> [Document extract]
On Tue, 29 Nov 2016 16:12:52 +0000
Rodolfo Medina <rodolfo.medina@gmail.com> wrote:

> Patrick Bartek <nemommxiv@gmail.com> writes:
> 
> > On Tue, 29 Nov 2016 09:11:37 +0000 Rodolfo Medina
> > <rodolfo.medina@gmail.com> wrote:
> >  
> >> Brian <ad44@cityscape.co.uk> writes:
> >>   
> >> > On Mon 28 Nov 2016 at 21:44:00 +0000, Rodolfo Medina wrote:
> >> >  
> >> >> When I freshly installed Debian on my present system, I chose
> >> >> Gnome as my Desktop manager, then I switched to Openbox.  To
> >> >> free space, now I want to remove all those Gnome packages that I
> >> >> haven't used any more but am not sure what of them I may delete
> >> >> without perturbing the system.  How can I know? More
> >> >> in general, is there a way to know what packages one is not
> >> >> using and so can be
> >> >> removed?  
> >> >
> >> > apt-get purge gnome gnome-shell
> >> > apt-get autoremove
> >> >
> >> > And go from there with 'dpkg -l'.

> [Exercise requirements]
1 > In the email thread about removing Gnome packages, which window manager did Rodolfo Medina switch to after first choosing Gnome?
2 > Write the next part of the email thread about removing unused Gnome packages from Debian, starting after its last line.
The items that follow are separate material and are unrelated to the email thread on removing Gnome packages.

> [Listed entries]
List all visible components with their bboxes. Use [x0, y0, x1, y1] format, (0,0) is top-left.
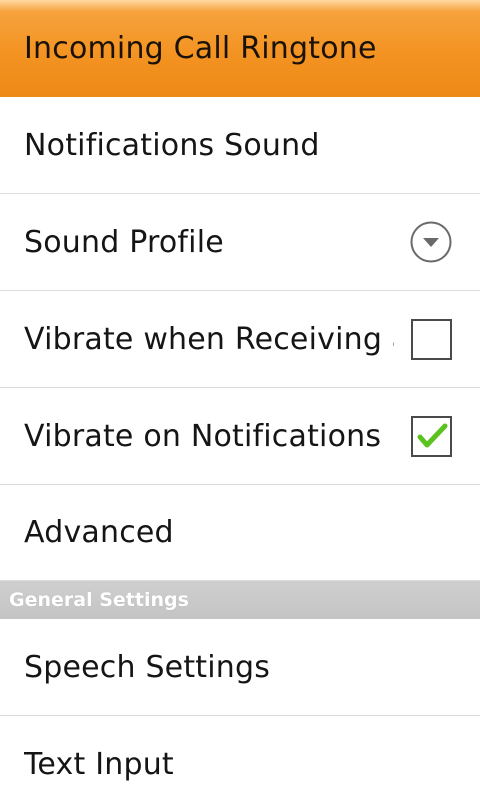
...
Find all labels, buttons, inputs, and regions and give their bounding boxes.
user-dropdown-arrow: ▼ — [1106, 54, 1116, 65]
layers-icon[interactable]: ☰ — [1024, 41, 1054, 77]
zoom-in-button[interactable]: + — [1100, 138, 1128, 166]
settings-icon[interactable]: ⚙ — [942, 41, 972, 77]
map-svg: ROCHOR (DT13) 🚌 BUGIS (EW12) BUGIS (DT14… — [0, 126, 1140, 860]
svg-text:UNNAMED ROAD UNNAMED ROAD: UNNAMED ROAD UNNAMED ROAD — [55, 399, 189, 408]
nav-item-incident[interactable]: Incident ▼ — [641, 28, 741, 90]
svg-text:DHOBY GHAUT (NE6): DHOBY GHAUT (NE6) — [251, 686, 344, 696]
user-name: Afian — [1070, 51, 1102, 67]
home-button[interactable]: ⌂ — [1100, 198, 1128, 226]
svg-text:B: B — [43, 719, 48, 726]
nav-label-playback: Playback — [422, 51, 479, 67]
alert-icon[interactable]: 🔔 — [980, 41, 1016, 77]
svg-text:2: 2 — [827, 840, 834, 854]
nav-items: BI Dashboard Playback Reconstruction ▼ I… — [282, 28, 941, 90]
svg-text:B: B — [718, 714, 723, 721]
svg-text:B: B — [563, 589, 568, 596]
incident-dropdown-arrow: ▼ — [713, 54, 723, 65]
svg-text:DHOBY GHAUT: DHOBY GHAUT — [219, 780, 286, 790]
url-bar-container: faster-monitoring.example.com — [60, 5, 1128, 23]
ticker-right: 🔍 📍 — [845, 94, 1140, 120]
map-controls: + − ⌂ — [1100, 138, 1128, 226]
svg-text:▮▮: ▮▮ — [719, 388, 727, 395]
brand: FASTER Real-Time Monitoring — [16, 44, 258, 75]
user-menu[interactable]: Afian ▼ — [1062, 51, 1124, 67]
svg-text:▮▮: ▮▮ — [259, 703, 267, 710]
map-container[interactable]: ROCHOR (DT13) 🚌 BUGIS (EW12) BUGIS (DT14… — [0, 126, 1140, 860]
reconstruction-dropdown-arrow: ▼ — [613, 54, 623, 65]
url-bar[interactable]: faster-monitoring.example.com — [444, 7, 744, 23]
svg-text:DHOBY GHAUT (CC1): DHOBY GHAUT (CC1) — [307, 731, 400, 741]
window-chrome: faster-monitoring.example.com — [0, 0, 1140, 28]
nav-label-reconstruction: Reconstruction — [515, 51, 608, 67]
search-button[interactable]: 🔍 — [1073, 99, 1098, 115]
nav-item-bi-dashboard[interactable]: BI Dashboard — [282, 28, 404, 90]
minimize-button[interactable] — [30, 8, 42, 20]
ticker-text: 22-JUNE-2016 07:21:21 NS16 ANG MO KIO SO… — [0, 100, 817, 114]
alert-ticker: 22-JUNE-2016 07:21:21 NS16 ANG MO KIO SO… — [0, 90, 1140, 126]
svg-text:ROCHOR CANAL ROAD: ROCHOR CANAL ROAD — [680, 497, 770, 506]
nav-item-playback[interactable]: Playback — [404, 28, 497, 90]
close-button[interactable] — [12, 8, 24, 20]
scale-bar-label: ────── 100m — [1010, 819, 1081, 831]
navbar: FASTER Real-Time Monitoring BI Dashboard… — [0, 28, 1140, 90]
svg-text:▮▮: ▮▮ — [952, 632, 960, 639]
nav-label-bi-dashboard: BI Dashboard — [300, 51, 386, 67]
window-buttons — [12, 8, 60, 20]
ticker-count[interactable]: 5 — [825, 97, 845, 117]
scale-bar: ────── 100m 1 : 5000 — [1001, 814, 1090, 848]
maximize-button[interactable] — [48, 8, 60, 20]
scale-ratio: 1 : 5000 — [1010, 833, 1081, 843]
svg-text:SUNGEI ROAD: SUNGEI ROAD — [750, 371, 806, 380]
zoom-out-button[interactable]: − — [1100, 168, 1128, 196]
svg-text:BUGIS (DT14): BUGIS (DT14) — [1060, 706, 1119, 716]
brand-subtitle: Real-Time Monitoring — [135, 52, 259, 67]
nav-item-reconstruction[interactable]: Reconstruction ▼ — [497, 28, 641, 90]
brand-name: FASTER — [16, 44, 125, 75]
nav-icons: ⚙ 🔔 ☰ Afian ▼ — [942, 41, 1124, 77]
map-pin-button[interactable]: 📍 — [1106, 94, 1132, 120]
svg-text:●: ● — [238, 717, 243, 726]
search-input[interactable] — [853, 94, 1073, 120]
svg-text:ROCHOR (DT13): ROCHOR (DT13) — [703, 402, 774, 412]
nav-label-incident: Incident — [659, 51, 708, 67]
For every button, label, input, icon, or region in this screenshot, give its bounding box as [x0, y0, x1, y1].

> [The answers]
1 > He switched to Openbox.

2 >
> >> 
> >> 
> >> Thanks.  But, my question is: how can I be sure and safe that doing
> >> so will not perturbing my system?  
> >
> > A few years ago, I attempted to entirely remove GNOME from my
> > system. I had switched to the window manager Openbox and no longer
> > needed GNOME and all its parts taking up valuble hard drive space.
> > It proved impossible (or impractical) to do. GNOME lists OS parts
> > among others, lots of others, as dependencies.  Most of its
> > utilities do the same. GNOME is quite invasive.  So, a general
> > "remove" or "purge" gnome, etc. would end up removing most of the
> > OS rendering it useless. Even trying to uninstall its utilities and
> > apps would result in similar situation, a broken system
> >
> > To make a long story short, I eventually ended up reinstalling the
> > OS without any desktop environment, terminal only, then adding X,
> > the window manager, etc. It was the only easy way I found to be
> > totally GNOMEless.  
> 
> 
> I wonder if it's possible to provide Debian a set A of packages and
> say: `please install these and only these and remove all the other
> packages present on the disk except the ones from which some of A
> depends.'  This would be equivalent of reinstalling everything as
> reported by Patrick.  Do you think it would be possible?
> 
Possible, but probably not off the shelf, or someone would have
suggested it by now.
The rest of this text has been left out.